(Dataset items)
============================================================

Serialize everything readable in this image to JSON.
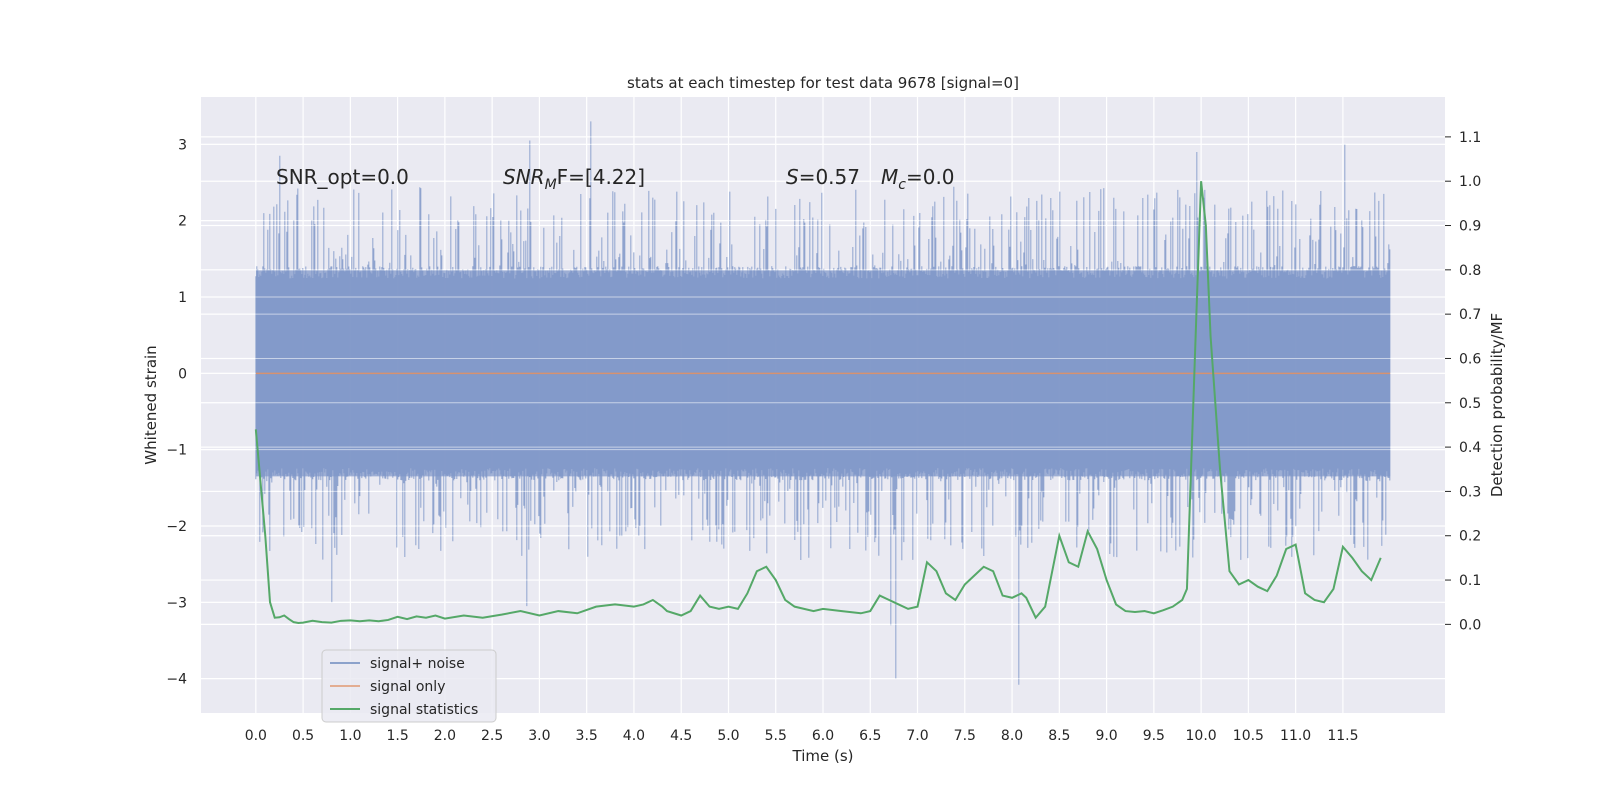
{
  "chart_data": {
    "type": "line",
    "title": "stats at each timestep for test data 9678 [signal=0]",
    "xlabel": "Time (s)",
    "ylabel_left": "Whitened strain",
    "ylabel_right": "Detection probability/MF",
    "xlim": [
      -0.58,
      12.58
    ],
    "ylim_left": [
      -4.45,
      3.62
    ],
    "ylim_right": [
      -0.2,
      1.19
    ],
    "grid": true,
    "x_ticks": [
      "0.0",
      "0.5",
      "1.0",
      "1.5",
      "2.0",
      "2.5",
      "3.0",
      "3.5",
      "4.0",
      "4.5",
      "5.0",
      "5.5",
      "6.0",
      "6.5",
      "7.0",
      "7.5",
      "8.0",
      "8.5",
      "9.0",
      "9.5",
      "10.0",
      "10.5",
      "11.0",
      "11.5"
    ],
    "y_left_ticks": [
      "3",
      "2",
      "1",
      "0",
      "−1",
      "−2",
      "−3",
      "−4"
    ],
    "y_right_ticks": [
      "1.1",
      "1.0",
      "0.9",
      "0.8",
      "0.7",
      "0.6",
      "0.5",
      "0.4",
      "0.3",
      "0.2",
      "0.1",
      "0.0"
    ],
    "annotations": [
      {
        "id": "snr-opt",
        "text": "SNR_opt=0.0"
      },
      {
        "id": "snr-mf",
        "text": "SNR",
        "sub": "M",
        "rest": "F=[4.22]"
      },
      {
        "id": "s-value",
        "text": "S",
        "rest": "=0.57"
      },
      {
        "id": "mc-value",
        "text": "M",
        "sub": "c",
        "rest": "=0.0"
      }
    ],
    "legend": {
      "position": "lower-left",
      "entries": [
        {
          "name": "signal+ noise",
          "color": "#4c72b0"
        },
        {
          "name": "signal only",
          "color": "#dd8452"
        },
        {
          "name": "signal statistics",
          "color": "#55a868"
        }
      ]
    },
    "series": [
      {
        "name": "signal+ noise",
        "axis": "left",
        "color": "#4c72b0",
        "style": "noise",
        "x_range": [
          0.0,
          12.0
        ],
        "typical_amplitude": 1.35,
        "extremes": [
          {
            "x": 3.54,
            "y": 3.3
          },
          {
            "x": 2.9,
            "y": 3.05
          },
          {
            "x": 11.52,
            "y": 3.0
          },
          {
            "x": 9.95,
            "y": 2.9
          },
          {
            "x": 0.25,
            "y": 2.85
          },
          {
            "x": 6.77,
            "y": -4.0
          },
          {
            "x": 8.07,
            "y": -4.08
          },
          {
            "x": 6.72,
            "y": -3.3
          },
          {
            "x": 2.87,
            "y": -3.05
          },
          {
            "x": 0.8,
            "y": -3.0
          }
        ]
      },
      {
        "name": "signal only",
        "axis": "left",
        "color": "#dd8452",
        "x": [
          0.0,
          12.0
        ],
        "y": [
          0.0,
          0.0
        ]
      },
      {
        "name": "signal statistics",
        "axis": "right",
        "color": "#55a868",
        "x": [
          0.0,
          0.1,
          0.15,
          0.2,
          0.25,
          0.3,
          0.35,
          0.4,
          0.45,
          0.5,
          0.6,
          0.7,
          0.8,
          0.9,
          1.0,
          1.1,
          1.2,
          1.3,
          1.4,
          1.5,
          1.6,
          1.7,
          1.8,
          1.9,
          2.0,
          2.2,
          2.4,
          2.6,
          2.8,
          3.0,
          3.2,
          3.4,
          3.6,
          3.8,
          4.0,
          4.1,
          4.2,
          4.3,
          4.35,
          4.5,
          4.6,
          4.7,
          4.8,
          4.9,
          5.0,
          5.1,
          5.2,
          5.3,
          5.4,
          5.5,
          5.6,
          5.7,
          5.9,
          6.0,
          6.2,
          6.4,
          6.5,
          6.6,
          6.7,
          6.8,
          6.9,
          7.0,
          7.1,
          7.2,
          7.3,
          7.4,
          7.5,
          7.6,
          7.7,
          7.8,
          7.9,
          8.0,
          8.1,
          8.15,
          8.25,
          8.35,
          8.5,
          8.6,
          8.7,
          8.8,
          8.9,
          9.0,
          9.1,
          9.2,
          9.3,
          9.4,
          9.5,
          9.6,
          9.7,
          9.8,
          9.85,
          9.95,
          10.0,
          10.05,
          10.1,
          10.2,
          10.3,
          10.4,
          10.5,
          10.6,
          10.7,
          10.8,
          10.9,
          11.0,
          11.1,
          11.2,
          11.3,
          11.4,
          11.5,
          11.6,
          11.7,
          11.8,
          11.9
        ],
        "y": [
          0.44,
          0.2,
          0.05,
          0.015,
          0.016,
          0.02,
          0.012,
          0.005,
          0.003,
          0.004,
          0.008,
          0.005,
          0.004,
          0.008,
          0.009,
          0.007,
          0.009,
          0.007,
          0.01,
          0.017,
          0.012,
          0.018,
          0.015,
          0.02,
          0.013,
          0.02,
          0.015,
          0.022,
          0.03,
          0.02,
          0.03,
          0.025,
          0.04,
          0.045,
          0.04,
          0.045,
          0.055,
          0.04,
          0.03,
          0.02,
          0.03,
          0.065,
          0.04,
          0.035,
          0.04,
          0.035,
          0.07,
          0.12,
          0.13,
          0.1,
          0.055,
          0.04,
          0.03,
          0.035,
          0.03,
          0.025,
          0.03,
          0.065,
          0.055,
          0.045,
          0.035,
          0.04,
          0.14,
          0.12,
          0.07,
          0.055,
          0.09,
          0.11,
          0.13,
          0.12,
          0.065,
          0.06,
          0.07,
          0.06,
          0.015,
          0.04,
          0.2,
          0.14,
          0.13,
          0.21,
          0.17,
          0.1,
          0.045,
          0.03,
          0.028,
          0.03,
          0.025,
          0.032,
          0.04,
          0.055,
          0.08,
          0.7,
          1.0,
          0.9,
          0.65,
          0.35,
          0.12,
          0.09,
          0.1,
          0.085,
          0.075,
          0.11,
          0.17,
          0.18,
          0.07,
          0.055,
          0.05,
          0.08,
          0.175,
          0.15,
          0.12,
          0.1,
          0.15
        ]
      }
    ]
  }
}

============================================================

# Stated goal:
Look through the entries above and list every line containing "statistics".

# The result:
          "name": "signal statistics",
        "name": "signal statistics",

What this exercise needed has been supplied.